### DATA FOR PROCESSING
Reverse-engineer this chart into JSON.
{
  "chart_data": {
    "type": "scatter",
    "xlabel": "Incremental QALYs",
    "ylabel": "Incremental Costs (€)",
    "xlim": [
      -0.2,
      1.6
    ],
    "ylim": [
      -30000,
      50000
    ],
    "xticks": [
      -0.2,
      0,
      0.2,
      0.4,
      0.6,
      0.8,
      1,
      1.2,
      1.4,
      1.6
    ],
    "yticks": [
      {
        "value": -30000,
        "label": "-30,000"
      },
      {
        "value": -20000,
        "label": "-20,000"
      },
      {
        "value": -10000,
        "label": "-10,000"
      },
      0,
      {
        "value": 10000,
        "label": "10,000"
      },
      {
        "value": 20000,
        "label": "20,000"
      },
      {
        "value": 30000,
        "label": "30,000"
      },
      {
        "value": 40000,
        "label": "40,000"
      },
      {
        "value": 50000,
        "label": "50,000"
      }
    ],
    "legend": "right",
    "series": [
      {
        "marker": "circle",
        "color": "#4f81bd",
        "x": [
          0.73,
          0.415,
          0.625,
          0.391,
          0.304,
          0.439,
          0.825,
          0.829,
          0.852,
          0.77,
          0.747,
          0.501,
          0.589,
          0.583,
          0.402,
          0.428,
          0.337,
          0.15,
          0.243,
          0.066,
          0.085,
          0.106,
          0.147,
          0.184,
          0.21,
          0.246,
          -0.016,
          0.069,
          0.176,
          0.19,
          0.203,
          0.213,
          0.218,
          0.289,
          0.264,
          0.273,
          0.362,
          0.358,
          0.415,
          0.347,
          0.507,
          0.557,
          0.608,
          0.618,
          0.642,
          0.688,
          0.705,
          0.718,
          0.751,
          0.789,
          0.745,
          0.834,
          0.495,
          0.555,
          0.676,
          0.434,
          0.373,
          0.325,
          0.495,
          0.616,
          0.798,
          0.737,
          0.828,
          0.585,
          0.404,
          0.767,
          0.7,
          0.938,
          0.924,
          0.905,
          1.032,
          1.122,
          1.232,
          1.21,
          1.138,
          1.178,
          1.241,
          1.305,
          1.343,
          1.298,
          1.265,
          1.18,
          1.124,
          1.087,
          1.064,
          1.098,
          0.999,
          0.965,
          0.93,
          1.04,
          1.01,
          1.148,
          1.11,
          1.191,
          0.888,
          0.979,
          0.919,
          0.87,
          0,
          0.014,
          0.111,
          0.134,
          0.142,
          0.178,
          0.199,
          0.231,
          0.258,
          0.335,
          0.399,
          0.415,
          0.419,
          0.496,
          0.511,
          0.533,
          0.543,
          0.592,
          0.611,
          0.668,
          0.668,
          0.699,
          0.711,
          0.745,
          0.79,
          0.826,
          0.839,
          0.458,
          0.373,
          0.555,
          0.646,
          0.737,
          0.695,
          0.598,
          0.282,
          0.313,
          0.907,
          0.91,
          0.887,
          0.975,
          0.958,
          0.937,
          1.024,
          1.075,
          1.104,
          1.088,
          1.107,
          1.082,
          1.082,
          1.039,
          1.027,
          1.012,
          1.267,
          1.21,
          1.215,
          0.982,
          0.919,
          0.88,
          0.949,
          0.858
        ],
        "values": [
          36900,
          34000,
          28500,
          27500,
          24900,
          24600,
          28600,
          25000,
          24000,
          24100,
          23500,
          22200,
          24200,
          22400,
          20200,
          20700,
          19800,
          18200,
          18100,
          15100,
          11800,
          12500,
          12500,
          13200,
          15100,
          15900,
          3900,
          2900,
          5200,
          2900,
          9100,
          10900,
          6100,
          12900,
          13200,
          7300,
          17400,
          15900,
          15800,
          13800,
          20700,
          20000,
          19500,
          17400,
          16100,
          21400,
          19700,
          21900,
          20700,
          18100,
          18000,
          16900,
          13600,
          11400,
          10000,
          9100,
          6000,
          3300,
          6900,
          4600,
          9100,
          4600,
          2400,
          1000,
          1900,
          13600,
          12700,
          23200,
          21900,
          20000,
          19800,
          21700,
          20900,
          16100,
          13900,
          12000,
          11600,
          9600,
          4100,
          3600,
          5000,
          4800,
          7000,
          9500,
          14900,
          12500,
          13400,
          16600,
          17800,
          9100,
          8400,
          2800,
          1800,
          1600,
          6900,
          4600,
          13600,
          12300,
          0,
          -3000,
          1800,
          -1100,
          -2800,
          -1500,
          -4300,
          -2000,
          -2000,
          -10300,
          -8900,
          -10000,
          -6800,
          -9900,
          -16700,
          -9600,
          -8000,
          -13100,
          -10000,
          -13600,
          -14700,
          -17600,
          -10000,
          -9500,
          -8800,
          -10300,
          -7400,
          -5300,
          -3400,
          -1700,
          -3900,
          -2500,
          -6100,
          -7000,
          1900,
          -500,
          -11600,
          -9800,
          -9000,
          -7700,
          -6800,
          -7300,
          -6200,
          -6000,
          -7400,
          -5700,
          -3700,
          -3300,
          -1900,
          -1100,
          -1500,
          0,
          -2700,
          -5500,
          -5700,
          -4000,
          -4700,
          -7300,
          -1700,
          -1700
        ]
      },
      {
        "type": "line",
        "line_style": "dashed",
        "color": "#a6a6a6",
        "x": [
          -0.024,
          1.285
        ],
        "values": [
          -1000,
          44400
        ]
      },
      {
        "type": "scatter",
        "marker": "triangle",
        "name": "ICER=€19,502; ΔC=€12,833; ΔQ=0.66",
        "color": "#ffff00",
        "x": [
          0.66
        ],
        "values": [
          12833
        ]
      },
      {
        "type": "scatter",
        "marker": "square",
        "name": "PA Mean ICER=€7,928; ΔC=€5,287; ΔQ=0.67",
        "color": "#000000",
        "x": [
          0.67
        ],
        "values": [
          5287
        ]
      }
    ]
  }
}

### DIRECTIVE
All of the data above should be transcribed exactly.

### THE RESPONSE
Reverse-engineer this chart into JSON.
{
  "chart_data": {
    "type": "scatter",
    "xlabel": "Incremental QALYs",
    "ylabel": "Incremental Costs (€)",
    "xlim": [
      -0.2,
      1.6
    ],
    "ylim": [
      -30000,
      50000
    ],
    "xticks": [
      -0.2,
      0,
      0.2,
      0.4,
      0.6,
      0.8,
      1,
      1.2,
      1.4,
      1.6
    ],
    "yticks": [
      {
        "value": -30000,
        "label": "-30,000"
      },
      {
        "value": -20000,
        "label": "-20,000"
      },
      {
        "value": -10000,
        "label": "-10,000"
      },
      0,
      {
        "value": 10000,
        "label": "10,000"
      },
      {
        "value": 20000,
        "label": "20,000"
      },
      {
        "value": 30000,
        "label": "30,000"
      },
      {
        "value": 40000,
        "label": "40,000"
      },
      {
        "value": 50000,
        "label": "50,000"
      }
    ],
    "legend": "right",
    "series": [
      {
        "marker": "circle",
        "color": "#4f81bd",
        "x": [
          0.73,
          0.415,
          0.625,
          0.391,
          0.304,
          0.439,
          0.825,
          0.829,
          0.852,
          0.77,
          0.747,
          0.501,
          0.589,
          0.583,
          0.402,
          0.428,
          0.337,
          0.15,
          0.243,
          0.066,
          0.085,
          0.106,
          0.147,
          0.184,
          0.21,
          0.246,
          -0.016,
          0.069,
          0.176,
          0.19,
          0.203,
          0.213,
          0.218,
          0.289,
          0.264,
          0.273,
          0.362,
          0.358,
          0.415,
          0.347,
          0.507,
          0.557,
          0.608,
          0.618,
          0.642,
          0.688,
          0.705,
          0.718,
          0.751,
          0.789,
          0.745,
          0.834,
          0.495,
          0.555,
          0.676,
          0.434,
          0.373,
          0.325,
          0.495,
          0.616,
          0.798,
          0.737,
          0.828,
          0.585,
          0.404,
          0.767,
          0.7,
          0.938,
          0.924,
          0.905,
          1.032,
          1.122,
          1.232,
          1.21,
          1.138,
          1.178,
          1.241,
          1.305,
          1.343,
          1.298,
          1.265,
          1.18,
          1.124,
          1.087,
          1.064,
          1.098,
          0.999,
          0.965,
          0.93,
          1.04,
          1.01,
          1.148,
          1.11,
          1.191,
          0.888,
          0.979,
          0.919,
          0.87,
          0,
          0.014,
          0.111,
          0.134,
          0.142,
          0.178,
          0.199,
          0.231,
          0.258,
          0.335,
          0.399,
          0.415,
          0.419,
          0.496,
          0.511,
          0.533,
          0.543,
          0.592,
          0.611,
          0.668,
          0.668,
          0.699,
          0.711,
          0.745,
          0.79,
          0.826,
          0.839,
          0.458,
          0.373,
          0.555,
          0.646,
          0.737,
          0.695,
          0.598,
          0.282,
          0.313,
          0.907,
          0.91,
          0.887,
          0.975,
          0.958,
          0.937,
          1.024,
          1.075,
          1.104,
          1.088,
          1.107,
          1.082,
          1.082,
          1.039,
          1.027,
          1.012,
          1.267,
          1.21,
          1.215,
          0.982,
          0.919,
          0.88,
          0.949,
          0.858
        ],
        "values": [
          36900,
          34000,
          28500,
          27500,
          24900,
          24600,
          28600,
          25000,
          24000,
          24100,
          23500,
          22200,
          24200,
          22400,
          20200,
          20700,
          19800,
          18200,
          18100,
          15100,
          11800,
          12500,
          12500,
          13200,
          15100,
          15900,
          3900,
          2900,
          5200,
          2900,
          9100,
          10900,
          6100,
          12900,
          13200,
          7300,
          17400,
          15900,
          15800,
          13800,
          20700,
          20000,
          19500,
          17400,
          16100,
          21400,
          19700,
          21900,
          20700,
          18100,
          18000,
          16900,
          13600,
          11400,
          10000,
          9100,
          6000,
          3300,
          6900,
          4600,
          9100,
          4600,
          2400,
          1000,
          1900,
          13600,
          12700,
          23200,
          21900,
          20000,
          19800,
          21700,
          20900,
          16100,
          13900,
          12000,
          11600,
          9600,
          4100,
          3600,
          5000,
          4800,
          7000,
          9500,
          14900,
          12500,
          13400,
          16600,
          17800,
          9100,
          8400,
          2800,
          1800,
          1600,
          6900,
          4600,
          13600,
          12300,
          0,
          -3000,
          1800,
          -1100,
          -2800,
          -1500,
          -4300,
          -2000,
          -2000,
          -10300,
          -8900,
          -10000,
          -6800,
          -9900,
          -16700,
          -9600,
          -8000,
          -13100,
          -10000,
          -13600,
          -14700,
          -17600,
          -10000,
          -9500,
          -8800,
          -10300,
          -7400,
          -5300,
          -3400,
          -1700,
          -3900,
          -2500,
          -6100,
          -7000,
          1900,
          -500,
          -11600,
          -9800,
          -9000,
          -7700,
          -6800,
          -7300,
          -6200,
          -6000,
          -7400,
          -5700,
          -3700,
          -3300,
          -1900,
          -1100,
          -1500,
          0,
          -2700,
          -5500,
          -5700,
          -4000,
          -4700,
          -7300,
          -1700,
          -1700
        ]
      },
      {
        "type": "line",
        "line_style": "dashed",
        "color": "#a6a6a6",
        "x": [
          -0.024,
          1.285
        ],
        "values": [
          -1000,
          44400
        ]
      },
      {
        "type": "scatter",
        "marker": "triangle",
        "name": "ICER=€19,502; ΔC=€12,833; ΔQ=0.66",
        "color": "#ffff00",
        "x": [
          0.66
        ],
        "values": [
          12833
        ]
      },
      {
        "type": "scatter",
        "marker": "square",
        "name": "PA Mean ICER=€7,928; ΔC=€5,287; ΔQ=0.67",
        "color": "#000000",
        "x": [
          0.67
        ],
        "values": [
          5287
        ]
      }
    ]
  }
}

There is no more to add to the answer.